**Requirement**
Where a line contains the word "cover", copy that line.

**Records provided**
::::

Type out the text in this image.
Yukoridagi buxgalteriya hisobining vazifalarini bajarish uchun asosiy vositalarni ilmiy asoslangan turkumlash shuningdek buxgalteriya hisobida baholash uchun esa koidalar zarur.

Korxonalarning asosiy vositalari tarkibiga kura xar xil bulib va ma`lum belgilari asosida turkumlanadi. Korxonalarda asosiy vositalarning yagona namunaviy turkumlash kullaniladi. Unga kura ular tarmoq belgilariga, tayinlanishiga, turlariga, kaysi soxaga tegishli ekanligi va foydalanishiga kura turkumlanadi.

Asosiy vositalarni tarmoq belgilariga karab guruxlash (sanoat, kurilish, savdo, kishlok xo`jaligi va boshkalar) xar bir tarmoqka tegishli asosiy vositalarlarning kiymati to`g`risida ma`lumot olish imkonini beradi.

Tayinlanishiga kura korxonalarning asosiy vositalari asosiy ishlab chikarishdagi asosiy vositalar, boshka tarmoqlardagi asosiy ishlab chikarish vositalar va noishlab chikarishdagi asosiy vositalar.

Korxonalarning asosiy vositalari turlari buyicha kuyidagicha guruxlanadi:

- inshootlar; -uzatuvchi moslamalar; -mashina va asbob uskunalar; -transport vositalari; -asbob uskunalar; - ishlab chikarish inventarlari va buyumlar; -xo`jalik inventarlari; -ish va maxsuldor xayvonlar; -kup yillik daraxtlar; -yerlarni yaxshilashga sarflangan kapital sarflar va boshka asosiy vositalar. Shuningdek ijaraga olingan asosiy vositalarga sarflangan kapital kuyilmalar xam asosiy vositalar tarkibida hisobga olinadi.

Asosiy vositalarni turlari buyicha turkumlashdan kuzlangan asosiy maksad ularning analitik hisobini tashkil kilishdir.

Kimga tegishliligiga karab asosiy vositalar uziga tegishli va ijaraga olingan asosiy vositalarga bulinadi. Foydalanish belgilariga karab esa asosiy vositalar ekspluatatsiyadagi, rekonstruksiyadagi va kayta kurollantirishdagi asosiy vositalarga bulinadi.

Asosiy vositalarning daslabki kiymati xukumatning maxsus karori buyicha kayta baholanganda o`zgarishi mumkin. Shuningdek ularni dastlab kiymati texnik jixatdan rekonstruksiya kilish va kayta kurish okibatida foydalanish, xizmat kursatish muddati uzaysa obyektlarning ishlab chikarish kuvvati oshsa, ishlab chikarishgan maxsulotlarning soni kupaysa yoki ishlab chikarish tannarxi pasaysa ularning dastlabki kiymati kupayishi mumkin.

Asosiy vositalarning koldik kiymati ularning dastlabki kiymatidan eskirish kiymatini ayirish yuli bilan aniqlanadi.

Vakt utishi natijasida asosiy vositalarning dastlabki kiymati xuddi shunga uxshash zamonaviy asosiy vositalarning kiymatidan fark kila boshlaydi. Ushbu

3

::::

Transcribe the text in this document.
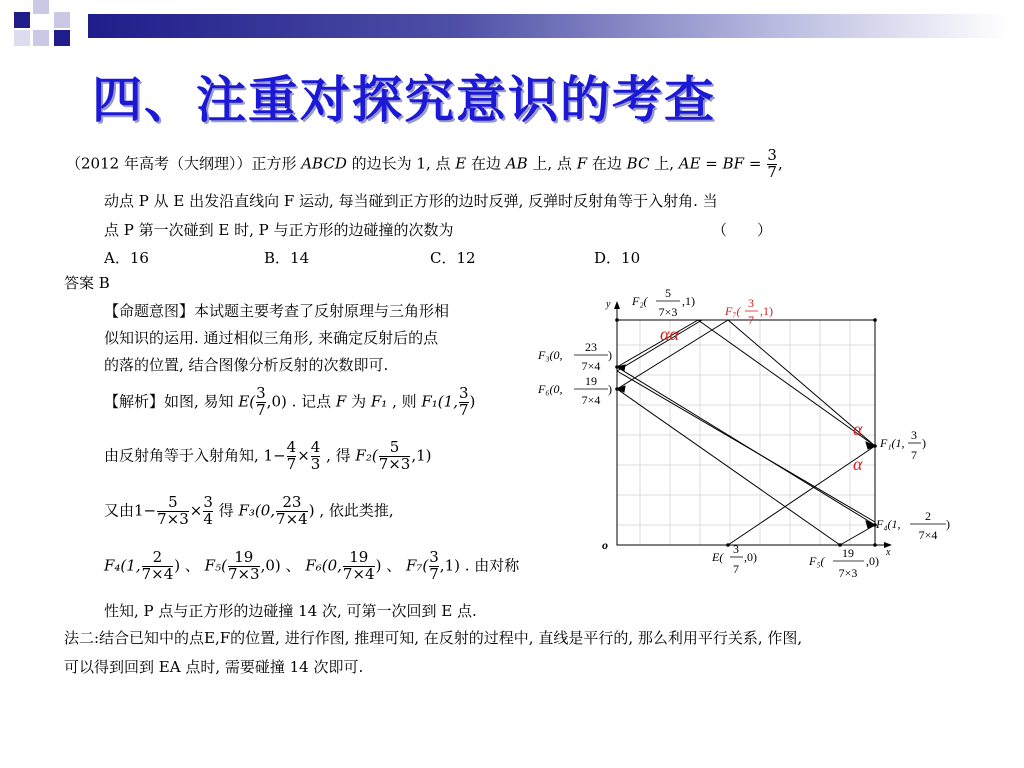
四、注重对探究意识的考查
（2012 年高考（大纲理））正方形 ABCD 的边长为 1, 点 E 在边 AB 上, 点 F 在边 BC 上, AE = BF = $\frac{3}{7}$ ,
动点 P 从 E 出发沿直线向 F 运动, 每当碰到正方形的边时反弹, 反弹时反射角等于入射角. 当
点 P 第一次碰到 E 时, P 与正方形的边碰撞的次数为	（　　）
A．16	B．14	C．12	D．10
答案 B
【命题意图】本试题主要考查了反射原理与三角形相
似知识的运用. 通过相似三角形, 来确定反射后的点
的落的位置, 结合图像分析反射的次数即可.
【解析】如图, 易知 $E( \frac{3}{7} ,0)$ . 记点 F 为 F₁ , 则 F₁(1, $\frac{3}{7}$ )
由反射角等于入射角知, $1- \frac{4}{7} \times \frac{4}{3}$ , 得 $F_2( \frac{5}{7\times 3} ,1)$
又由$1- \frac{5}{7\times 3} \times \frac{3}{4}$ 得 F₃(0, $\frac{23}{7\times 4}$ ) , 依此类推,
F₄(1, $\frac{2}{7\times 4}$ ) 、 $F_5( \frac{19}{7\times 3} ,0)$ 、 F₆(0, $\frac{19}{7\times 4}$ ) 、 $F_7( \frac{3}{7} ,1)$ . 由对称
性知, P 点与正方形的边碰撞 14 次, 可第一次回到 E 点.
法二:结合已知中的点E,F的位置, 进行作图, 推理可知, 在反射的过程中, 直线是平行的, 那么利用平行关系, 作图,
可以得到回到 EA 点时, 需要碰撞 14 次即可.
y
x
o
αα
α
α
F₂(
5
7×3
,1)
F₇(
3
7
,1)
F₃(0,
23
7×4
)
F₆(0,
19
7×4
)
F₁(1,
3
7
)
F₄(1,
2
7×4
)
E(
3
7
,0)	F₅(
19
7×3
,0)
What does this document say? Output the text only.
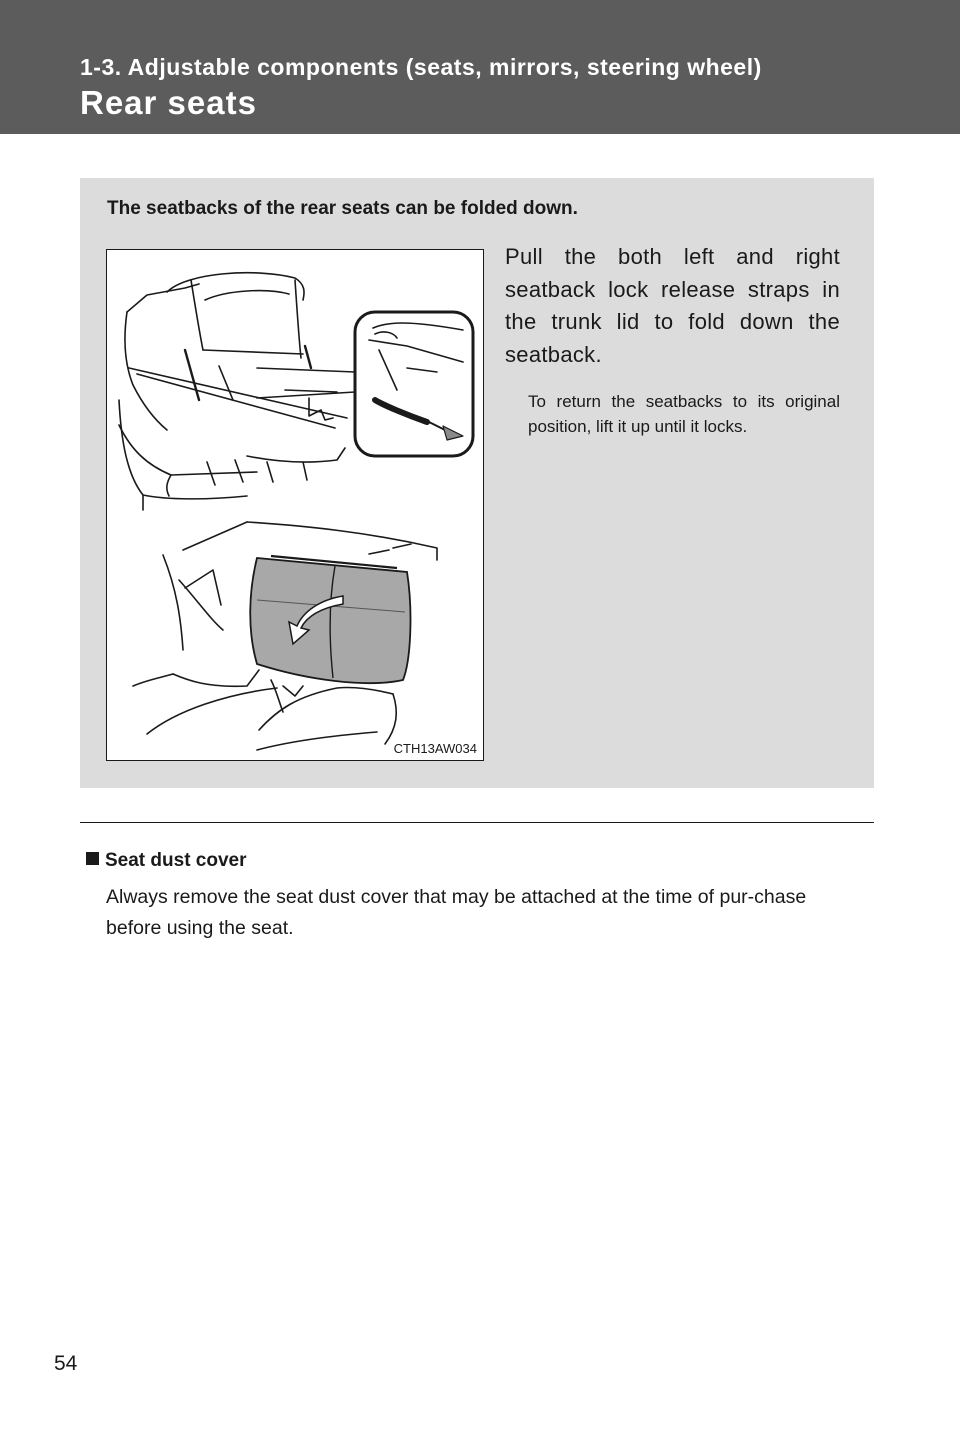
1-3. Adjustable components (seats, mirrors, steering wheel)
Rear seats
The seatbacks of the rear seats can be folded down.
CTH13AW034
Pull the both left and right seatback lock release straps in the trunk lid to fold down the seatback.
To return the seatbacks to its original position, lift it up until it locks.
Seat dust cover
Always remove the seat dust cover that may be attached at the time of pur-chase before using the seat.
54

::::

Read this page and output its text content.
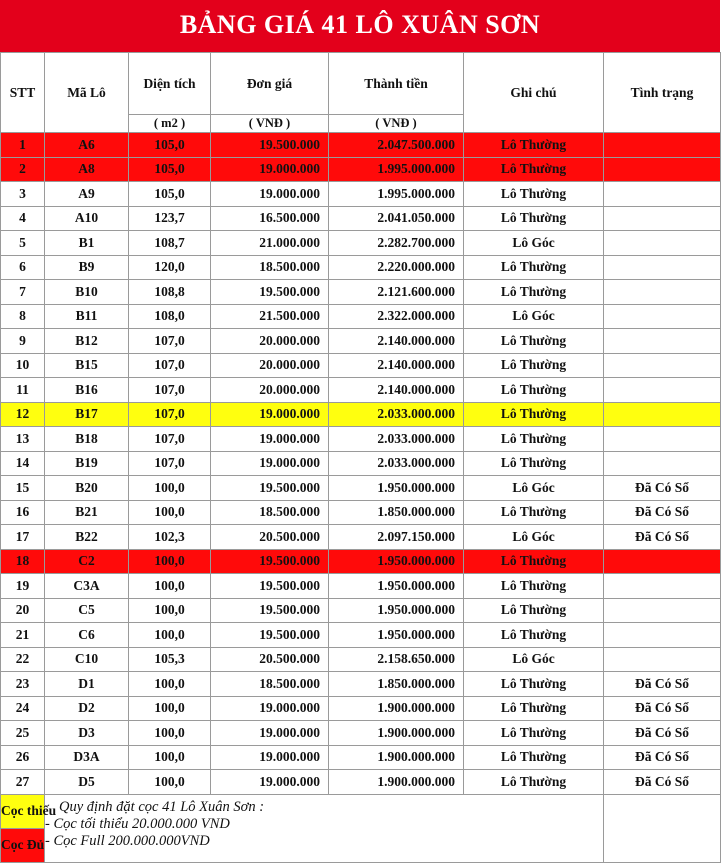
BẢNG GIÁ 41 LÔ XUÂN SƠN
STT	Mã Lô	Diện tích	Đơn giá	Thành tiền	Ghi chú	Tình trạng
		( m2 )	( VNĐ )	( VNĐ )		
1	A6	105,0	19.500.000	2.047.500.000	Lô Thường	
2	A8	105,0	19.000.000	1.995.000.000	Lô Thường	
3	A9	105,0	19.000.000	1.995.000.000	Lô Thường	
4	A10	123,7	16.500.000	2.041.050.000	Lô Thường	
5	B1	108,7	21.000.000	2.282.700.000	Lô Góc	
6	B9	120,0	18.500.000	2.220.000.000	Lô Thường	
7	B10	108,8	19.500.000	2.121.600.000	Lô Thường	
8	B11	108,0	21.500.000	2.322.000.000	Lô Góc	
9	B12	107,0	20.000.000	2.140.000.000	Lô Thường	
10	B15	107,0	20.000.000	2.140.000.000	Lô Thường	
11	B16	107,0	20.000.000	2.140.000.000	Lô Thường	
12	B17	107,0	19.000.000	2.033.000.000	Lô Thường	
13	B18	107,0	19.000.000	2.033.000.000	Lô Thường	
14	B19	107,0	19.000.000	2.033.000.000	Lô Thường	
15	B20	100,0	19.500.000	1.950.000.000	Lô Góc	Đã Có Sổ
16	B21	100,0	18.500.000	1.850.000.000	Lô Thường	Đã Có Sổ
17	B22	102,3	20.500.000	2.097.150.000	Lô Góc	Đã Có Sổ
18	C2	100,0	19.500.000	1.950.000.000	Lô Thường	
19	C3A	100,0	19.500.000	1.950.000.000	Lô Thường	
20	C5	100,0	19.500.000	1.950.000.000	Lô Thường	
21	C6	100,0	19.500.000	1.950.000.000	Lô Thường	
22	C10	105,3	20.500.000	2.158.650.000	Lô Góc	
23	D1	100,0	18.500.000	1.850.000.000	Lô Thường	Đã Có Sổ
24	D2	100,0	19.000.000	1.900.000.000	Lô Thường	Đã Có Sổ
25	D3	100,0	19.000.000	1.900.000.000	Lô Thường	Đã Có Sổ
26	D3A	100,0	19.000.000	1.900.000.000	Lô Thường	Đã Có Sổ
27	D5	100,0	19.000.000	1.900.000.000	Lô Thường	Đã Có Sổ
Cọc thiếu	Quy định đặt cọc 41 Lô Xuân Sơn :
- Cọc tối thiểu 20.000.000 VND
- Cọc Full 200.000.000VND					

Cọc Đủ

::::

**Reply**
Seat dust cover
Always remove the seat dust cover that may be attached at the time of pur-chase before using the seat.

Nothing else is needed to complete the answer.